====== Document extract ======

Diverse projects supported in recent funding round
3 February 2009
Eight diverse projects supported in recent DHBRF funding rounds
Funding has been announced for a variety of projects addressing health research needs of District Health Boards, in the areas of mental health and diabetes, obesity and cardiovascular disease.
The eight District Health Board Research Fund projects are outlined below, in the words of the applicants:
District Health Board Research Fund: Mental Health
Funding results:
Integration of mental health care within a primary health care setting
Dr Sunny Collings, University of Otago
Mr Philip Gandar, Synergia Ltd
Professor Tony Dowell, University of Otago
Mr David Rees, Synergia Ltd
18 months, $999,632
The recently funded DHBRF project in the area of mental health care, “Toolkit for Primary Mental Health Care Development”, is led by Dr Sunny Collings, co-Director of the Social Psychiatry and Population Mental Health Research Unit, based at the University of Otago, Wellington, and Mr Philip Gandar, of Synergia Ltd. The other investigators are Professor Tony Dowell, Department of Primary Healthcare and General Practice at the University of Otago, Wellington, and Mr David Rees of Synergia Ltd.
The aim of the project is to use a translational approach to research and develop an evidence based, sustainable system framework for primary mental health care. This will build on and strengthen existing capacities and capabilities. The overall aim is to support Primary Mental Health Care implementation in a range of New Zealand settings by producing a series of best practice toolkits.
The research will take 18 months and will look at what DHBs, PHOs, NGOs and other organisations need to do to provide mental heath care, ranging from mental health promotion to treatment of disorders in the primary care setting. The process will engage a range of key stakeholders in the participative development of the framework, based on the principles of Participatory Action Research.
District Health Board Research Fund: Translational Research in Cardiovascular disease, Diabetes and Obesity
Funding results:
Preventing diabetes in people with acute coronary syndrome and hyperglycaemia.
Dr Jeremy Krebs, Department of Endocrinology, Capital & Coast District Health Board
12 months, $102,855
This project is a prospective intervention study involving individuals at-risk of having further cardiovascular events or developing Type 2 Diabetes Mellitus. Those people with acute coronary syndrome and hyperglycaemia are identified as at-risk individuals.
The proposed study will involve two groups. Group A is the control and the subjects will receive primary and secondary healthcare as per normal. Group B is the intervention and participants will receive normal secondary care but a more structured and focused link with primary healthcare.
The intervention will involve regular check-ups over a 9 month period and a comprehensive package of education, diet and exercise from the primary health care services.
The aim of this study is to optimise and co-ordinate the resources that are already present in the healthcare sector to provide a more strategic focus on the at-risk groups and to ultimately reduce the incidence of further cardiac events and development of type 2 diabetes.
New Zealand group-based self-management education for patients/whanau with Type 2 Diabetes.
Dr Jeremy Krebs, Department of Endocrinology, Capital & Coast District Health Board
12 months, $133,772
Type 2 diabetes affects 200 000 New Zealanders. Maori and Pacific populations have higher rates and related complications. Tight control of glucose and blood pressure reduces the rates of complications and underpins the management of diabetes. International evidence demonstrates that group-based self-management education facilitates improved glucose control, better understanding of disease and quality of life.

====== Supplied data ======

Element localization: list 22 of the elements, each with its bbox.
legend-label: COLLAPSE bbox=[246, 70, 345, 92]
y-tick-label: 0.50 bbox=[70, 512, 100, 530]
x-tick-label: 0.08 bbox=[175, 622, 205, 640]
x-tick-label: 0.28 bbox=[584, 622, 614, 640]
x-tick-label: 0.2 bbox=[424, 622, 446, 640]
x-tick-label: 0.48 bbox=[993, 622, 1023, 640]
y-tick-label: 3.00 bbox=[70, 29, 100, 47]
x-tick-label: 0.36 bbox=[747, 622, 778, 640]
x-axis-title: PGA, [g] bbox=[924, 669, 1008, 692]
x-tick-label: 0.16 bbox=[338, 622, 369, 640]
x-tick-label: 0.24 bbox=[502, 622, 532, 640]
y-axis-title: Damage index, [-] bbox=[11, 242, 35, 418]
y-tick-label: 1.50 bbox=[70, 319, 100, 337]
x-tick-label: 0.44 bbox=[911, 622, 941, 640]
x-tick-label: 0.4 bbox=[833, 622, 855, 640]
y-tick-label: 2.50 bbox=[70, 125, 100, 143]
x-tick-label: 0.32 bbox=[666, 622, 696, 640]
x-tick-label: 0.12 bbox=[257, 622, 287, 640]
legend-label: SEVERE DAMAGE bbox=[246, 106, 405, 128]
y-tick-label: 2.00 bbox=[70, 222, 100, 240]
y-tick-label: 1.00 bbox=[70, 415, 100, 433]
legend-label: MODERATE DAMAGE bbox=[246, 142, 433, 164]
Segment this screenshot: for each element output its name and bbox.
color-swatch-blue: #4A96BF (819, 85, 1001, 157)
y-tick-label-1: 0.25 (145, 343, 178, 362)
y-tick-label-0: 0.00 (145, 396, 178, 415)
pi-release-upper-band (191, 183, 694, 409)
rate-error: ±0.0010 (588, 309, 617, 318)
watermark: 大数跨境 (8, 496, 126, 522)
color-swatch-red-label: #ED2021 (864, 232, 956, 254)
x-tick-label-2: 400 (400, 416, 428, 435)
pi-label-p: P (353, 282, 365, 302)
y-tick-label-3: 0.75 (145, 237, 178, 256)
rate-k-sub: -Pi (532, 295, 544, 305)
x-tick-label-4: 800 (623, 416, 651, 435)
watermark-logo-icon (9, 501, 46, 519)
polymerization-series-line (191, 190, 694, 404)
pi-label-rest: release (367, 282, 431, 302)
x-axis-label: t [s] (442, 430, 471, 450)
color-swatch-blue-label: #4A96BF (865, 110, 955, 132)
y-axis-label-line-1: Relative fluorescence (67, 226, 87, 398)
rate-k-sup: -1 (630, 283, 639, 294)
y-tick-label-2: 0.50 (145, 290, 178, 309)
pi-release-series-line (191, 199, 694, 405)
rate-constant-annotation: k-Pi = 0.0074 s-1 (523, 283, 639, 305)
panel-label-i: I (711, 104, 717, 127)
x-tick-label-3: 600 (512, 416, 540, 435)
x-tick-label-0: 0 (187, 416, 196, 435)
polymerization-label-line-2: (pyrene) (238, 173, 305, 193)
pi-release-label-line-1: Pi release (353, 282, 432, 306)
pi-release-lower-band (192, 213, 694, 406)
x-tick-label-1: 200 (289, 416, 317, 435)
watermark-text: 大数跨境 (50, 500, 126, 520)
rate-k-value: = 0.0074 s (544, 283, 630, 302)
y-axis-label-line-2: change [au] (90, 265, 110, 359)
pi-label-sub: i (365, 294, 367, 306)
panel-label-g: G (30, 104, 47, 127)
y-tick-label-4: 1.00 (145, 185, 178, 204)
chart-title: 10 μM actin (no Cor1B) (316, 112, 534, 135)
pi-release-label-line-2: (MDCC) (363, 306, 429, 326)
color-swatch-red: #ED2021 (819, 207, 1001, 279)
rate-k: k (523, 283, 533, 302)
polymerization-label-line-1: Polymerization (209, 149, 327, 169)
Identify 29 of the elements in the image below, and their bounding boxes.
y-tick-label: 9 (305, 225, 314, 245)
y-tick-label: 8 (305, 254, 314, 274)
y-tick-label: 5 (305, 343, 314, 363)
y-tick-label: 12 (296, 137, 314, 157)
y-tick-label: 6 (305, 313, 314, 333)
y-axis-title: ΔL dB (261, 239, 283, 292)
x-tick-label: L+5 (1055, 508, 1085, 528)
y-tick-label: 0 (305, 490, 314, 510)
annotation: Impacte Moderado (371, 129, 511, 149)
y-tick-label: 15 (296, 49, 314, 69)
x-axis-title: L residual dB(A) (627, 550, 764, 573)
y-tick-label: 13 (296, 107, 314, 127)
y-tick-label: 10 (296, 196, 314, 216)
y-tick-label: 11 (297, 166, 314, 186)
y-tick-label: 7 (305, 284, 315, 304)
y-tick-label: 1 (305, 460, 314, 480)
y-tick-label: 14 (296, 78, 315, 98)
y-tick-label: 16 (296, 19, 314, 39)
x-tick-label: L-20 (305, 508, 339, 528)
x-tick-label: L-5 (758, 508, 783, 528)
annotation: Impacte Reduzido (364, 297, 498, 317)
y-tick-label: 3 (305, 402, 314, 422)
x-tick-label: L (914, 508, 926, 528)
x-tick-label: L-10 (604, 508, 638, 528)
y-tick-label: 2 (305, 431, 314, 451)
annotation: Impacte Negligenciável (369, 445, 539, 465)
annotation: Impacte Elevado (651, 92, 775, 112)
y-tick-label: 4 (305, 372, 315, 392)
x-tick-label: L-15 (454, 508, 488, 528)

======

## Required actions
[a] Answer the following from the DHBRF funding announcement:
(i) What duration and funding amount are listed for the project on integrating mental health care within a primary health care setting?
(ii) Over what period will the intervention group in the study on acute coronary syndrome and hyperglycaemia receive regular check-ups?
(iii) How many New Zealanders does Type 2 diabetes affect?
[b] Pick up the DHBRF funding announcement after its final sentence and continue the text.

## Results
[a]
(i) 18 months, $999,632
(ii) 9 months
(iii) 200 000

[b]
These programmes have been developed in particular population, cultural and social contexts. New Zealand must develop an efficacious and cost-effective education programme that meets the specific needs of our population. This must be deliverable in primary care, meet the needs of Maori and Pacific and be developed in partnership with them.
In this proposal a broad partnership between Secondary care, PHOs, Maori and Pacific stakeholders and University, reviews existing evidence-based programmes and develops a NZ equivalent including distinct Maori and Pacific components. The programme will be piloted and revised accordingly. It will then be tested in primary care environments in Wellington and Dunedin, including Maori and Pacific providers.
A trial program for reducing the impact of diabetes related foot disease through Māori whanau contexts
Dr Lisa Ferguson, Taupua Waiora, Centre for Māori Health Research, AUT University
12 months, $98,355
Decreasing diabetes foot and limb complications among Māori is a priority. Prior research found that informed supportive whanau contexts are essential for ensuring and maintaining change. This research will translate those findings into an appropriate programme.
This programme will work with people who
have diabetes and their whanau, using a multi-method design,
within a Māori theoretical framework. In collaboration
with a facilitator from the Taranaki PHO, six Māori with
diabetes and their whanau (N= approx 60) will develop their
own plans for supporting preventive foot health.
Evaluation will assess the effectiveness of the program in
reducing the impact and incidence of diabetes related foot
pathology in the participants with diabetes and ensuring a
supportive family context.
This will inform policy at a national level about the effectiveness of a program designed by and with whanau rather than for an individual. It will inform national strategies about processes that work in the regional DHB delivery of preventive health.
Optimal management of morbidly obese diabetes patients undergoing bariatric surgery
Dr Brandon Orr-Walker, Middlemore Hospital, Counties Manukau District Health Board.
12 months, $76,509
Bariatric surgery is a safe and effective method of delivering marked long-term weight reduction and a dramatic improvement in diabetes control. However, it is not without its own side-effects and recipients may still regain the lost-weight if a commitment to lifestyle changes is not maintained.
The aim of the current study is to investigate whether intensive pre- and post-operative counselling and support of morbidly-obese diabetic subjects will provide a better outcome than standard care. A cohort of patients with type 2 diabetes and morbid obesity (BMI≥35) will be randomised to receive a “wrap around” regimen comprising intensive psychological assessment/counselling, cultural support , intensive dietetic assessment/counselling and an exercise programme or standard guideline-based based care in a 1:1 ratio.
All participants will undergo a bariatric surgery procedure 6-months after randomisation. The total duration of follow-up is 18 months (i.e. 6-months pre-surgery and 12-months post-surgery). Principle outcome measures include change in BMI, HbA1c, blood pressure, fasting lipid levels, resting pulmonary function and quality of life. If the study is successful, this could lead to a new health strategy where the very obese diabetic patient is offered an effective weight reduction treatment and the possibility of avoiding the worst scourges of long-term diabetes.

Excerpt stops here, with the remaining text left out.